• What is being asked
Pick every line with "TestFiltrovani" from the material below.

-----

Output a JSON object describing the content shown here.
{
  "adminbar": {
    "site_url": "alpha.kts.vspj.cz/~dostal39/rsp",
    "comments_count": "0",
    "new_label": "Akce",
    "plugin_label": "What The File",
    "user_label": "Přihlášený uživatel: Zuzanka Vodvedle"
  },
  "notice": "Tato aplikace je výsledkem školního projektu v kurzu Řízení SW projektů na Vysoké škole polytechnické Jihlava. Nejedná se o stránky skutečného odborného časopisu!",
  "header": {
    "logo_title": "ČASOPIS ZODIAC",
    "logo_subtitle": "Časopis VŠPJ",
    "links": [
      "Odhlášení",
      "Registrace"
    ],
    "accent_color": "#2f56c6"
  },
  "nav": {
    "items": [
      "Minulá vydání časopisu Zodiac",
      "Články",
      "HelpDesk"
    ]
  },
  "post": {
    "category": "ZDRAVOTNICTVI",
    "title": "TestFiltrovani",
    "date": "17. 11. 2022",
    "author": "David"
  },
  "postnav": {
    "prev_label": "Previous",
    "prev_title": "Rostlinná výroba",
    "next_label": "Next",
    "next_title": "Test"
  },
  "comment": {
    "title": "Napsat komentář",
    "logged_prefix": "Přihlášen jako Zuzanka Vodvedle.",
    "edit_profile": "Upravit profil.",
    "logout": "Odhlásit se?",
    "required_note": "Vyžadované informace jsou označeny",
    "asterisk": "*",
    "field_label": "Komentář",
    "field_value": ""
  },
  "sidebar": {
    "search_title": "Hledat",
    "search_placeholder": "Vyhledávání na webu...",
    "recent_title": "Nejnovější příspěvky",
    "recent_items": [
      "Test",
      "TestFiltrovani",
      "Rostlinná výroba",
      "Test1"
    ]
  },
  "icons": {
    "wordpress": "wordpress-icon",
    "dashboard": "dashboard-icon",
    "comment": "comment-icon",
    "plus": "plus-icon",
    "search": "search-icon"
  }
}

-----

• Expected answer
    "title": "TestFiltrovani",
      "TestFiltrovani",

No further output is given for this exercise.